Of the lines below, copy those that hold the word "null".

### SUPPLIED DATA:
- Opening Delimiter -

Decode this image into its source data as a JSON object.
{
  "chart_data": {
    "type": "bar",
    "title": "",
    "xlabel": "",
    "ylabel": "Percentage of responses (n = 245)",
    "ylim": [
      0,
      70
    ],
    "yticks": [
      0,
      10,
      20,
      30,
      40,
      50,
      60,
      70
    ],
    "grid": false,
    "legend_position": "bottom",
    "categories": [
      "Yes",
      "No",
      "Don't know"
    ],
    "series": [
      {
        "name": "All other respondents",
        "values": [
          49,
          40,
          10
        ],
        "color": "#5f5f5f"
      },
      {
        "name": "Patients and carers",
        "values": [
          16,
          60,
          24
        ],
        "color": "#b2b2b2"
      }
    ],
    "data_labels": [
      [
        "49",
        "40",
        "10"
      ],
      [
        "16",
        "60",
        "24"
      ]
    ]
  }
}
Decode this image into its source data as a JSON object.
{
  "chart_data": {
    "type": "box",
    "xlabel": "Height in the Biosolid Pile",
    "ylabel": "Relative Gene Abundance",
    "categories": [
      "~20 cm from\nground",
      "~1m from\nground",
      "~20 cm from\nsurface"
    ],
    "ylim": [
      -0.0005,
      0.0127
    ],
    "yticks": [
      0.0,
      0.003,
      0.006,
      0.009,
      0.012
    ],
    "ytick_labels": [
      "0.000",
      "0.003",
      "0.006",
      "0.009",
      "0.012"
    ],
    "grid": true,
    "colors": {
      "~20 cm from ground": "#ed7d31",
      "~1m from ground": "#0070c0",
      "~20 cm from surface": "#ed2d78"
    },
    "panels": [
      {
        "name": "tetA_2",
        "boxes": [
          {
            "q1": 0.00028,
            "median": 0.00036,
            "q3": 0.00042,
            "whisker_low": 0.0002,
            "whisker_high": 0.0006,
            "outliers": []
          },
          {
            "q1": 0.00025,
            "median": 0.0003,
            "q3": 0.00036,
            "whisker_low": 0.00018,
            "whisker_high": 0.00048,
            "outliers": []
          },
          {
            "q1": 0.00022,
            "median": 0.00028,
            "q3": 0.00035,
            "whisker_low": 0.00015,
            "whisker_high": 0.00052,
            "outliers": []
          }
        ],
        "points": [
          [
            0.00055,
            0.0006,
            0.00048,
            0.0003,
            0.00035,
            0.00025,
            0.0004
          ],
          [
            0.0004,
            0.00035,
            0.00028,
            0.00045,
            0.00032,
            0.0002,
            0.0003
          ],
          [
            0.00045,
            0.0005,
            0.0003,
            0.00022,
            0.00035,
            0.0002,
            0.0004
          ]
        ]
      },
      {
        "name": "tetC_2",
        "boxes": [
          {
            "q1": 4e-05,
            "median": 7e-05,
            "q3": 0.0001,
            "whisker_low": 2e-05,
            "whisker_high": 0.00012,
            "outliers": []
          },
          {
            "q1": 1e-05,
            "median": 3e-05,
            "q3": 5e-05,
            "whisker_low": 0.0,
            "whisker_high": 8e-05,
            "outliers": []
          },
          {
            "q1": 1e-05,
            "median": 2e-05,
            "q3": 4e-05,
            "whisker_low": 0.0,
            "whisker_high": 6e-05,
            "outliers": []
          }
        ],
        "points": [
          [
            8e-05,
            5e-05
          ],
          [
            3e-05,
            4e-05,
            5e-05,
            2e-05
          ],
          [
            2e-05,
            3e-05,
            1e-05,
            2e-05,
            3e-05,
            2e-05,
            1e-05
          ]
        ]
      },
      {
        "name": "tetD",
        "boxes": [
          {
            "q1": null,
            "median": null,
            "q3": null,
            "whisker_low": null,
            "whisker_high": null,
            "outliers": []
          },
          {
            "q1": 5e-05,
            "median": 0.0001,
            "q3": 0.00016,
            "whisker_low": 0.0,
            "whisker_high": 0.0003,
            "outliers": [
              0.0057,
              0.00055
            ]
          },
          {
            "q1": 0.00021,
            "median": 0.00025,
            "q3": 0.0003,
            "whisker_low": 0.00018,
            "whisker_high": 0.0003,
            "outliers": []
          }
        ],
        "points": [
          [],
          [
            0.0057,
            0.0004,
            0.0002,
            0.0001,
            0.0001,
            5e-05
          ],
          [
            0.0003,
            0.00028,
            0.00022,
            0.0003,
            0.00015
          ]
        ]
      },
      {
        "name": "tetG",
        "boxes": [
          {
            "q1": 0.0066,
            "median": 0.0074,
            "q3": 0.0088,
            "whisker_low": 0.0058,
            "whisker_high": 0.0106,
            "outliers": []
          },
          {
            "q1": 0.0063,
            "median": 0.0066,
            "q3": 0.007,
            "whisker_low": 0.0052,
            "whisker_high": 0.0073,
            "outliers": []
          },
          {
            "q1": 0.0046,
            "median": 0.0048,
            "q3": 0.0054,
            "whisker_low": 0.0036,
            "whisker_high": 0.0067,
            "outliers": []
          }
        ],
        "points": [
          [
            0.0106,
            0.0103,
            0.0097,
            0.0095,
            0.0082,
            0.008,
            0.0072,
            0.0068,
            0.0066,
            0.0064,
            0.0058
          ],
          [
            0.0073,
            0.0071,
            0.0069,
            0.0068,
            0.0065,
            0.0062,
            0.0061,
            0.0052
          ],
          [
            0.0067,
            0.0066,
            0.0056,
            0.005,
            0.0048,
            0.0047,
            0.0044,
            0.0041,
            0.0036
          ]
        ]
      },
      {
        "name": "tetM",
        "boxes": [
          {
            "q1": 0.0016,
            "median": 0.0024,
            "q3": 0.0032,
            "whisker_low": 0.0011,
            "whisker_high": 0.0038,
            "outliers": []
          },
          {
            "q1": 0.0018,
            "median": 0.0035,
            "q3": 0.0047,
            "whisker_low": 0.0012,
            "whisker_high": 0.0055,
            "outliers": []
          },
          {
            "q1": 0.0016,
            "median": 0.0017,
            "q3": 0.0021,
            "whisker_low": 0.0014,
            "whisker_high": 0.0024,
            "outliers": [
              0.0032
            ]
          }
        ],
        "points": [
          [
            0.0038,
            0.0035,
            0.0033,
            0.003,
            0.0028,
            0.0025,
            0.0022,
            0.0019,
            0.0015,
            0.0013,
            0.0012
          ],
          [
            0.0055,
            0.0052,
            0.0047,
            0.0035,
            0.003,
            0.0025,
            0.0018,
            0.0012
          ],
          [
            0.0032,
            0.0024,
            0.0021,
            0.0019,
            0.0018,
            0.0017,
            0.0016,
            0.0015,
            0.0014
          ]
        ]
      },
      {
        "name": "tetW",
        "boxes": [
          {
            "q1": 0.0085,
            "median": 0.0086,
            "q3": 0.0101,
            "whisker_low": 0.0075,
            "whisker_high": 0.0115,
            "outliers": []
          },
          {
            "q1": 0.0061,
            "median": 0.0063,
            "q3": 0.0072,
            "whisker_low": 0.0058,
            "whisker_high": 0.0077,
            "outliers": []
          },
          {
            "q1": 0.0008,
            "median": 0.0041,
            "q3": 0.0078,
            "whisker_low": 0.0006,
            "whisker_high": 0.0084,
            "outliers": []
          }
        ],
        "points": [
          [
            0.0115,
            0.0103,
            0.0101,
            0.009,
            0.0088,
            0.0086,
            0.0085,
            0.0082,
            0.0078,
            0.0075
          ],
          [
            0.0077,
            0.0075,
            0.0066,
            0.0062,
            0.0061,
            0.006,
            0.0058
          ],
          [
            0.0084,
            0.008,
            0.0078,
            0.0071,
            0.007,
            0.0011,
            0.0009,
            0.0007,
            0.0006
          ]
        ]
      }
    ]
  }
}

- Closing Delimiter -

### SOLUTION TO THIS EXERCISE:
            "q1": null,
            "median": null,
            "q3": null,
            "whisker_low": null,
            "whisker_high": null,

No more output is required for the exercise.